▶ _INSTRUCTIONS FOR THE TASK_
The entries below should be given again exactly, minus their pictures.

Stored records
- - -

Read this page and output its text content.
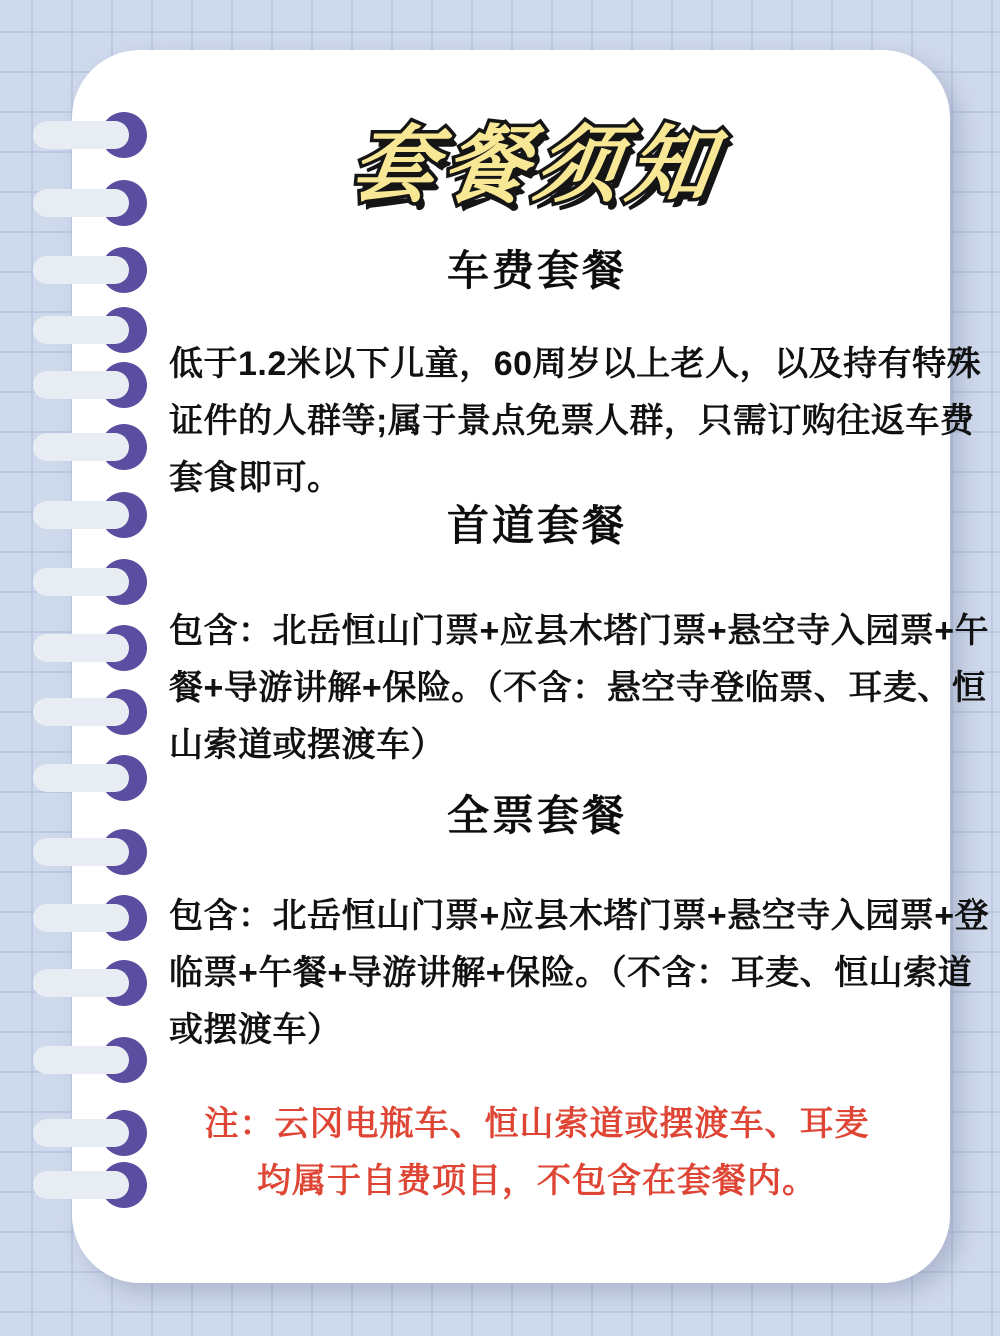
套餐须知
车费套餐
低于1.2米以下儿童，60周岁以上老人，以及持有特殊
证件的人群等;属于景点免票人群，只需订购往返车费
套食即可。
首道套餐
包含：北岳恒山门票+应县木塔门票+悬空寺入园票+午
餐+导游讲解+保险。（不含：悬空寺登临票、耳麦、恒
山索道或摆渡车）
全票套餐
包含：北岳恒山门票+应县木塔门票+悬空寺入园票+登
临票+午餐+导游讲解+保险。（不含：耳麦、恒山索道
或摆渡车）
注：云冈电瓶车、恒山索道或摆渡车、耳麦
均属于自费项目，不包含在套餐内。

- - -

▶ _RESPONSE TO THIS EXERCISE_
Read this page and output its text content.
套餐须知
车费套餐
低于1.2米以下儿童，60周岁以上老人，以及持有特殊
证件的人群等;属于景点免票人群，只需订购往返车费
套食即可。
首道套餐
包含：北岳恒山门票+应县木塔门票+悬空寺入园票+午
餐+导游讲解+保险。（不含：悬空寺登临票、耳麦、恒
山索道或摆渡车）
全票套餐
包含：北岳恒山门票+应县木塔门票+悬空寺入园票+登
临票+午餐+导游讲解+保险。（不含：耳麦、恒山索道
或摆渡车）
注：云冈电瓶车、恒山索道或摆渡车、耳麦
均属于自费项目，不包含在套餐内。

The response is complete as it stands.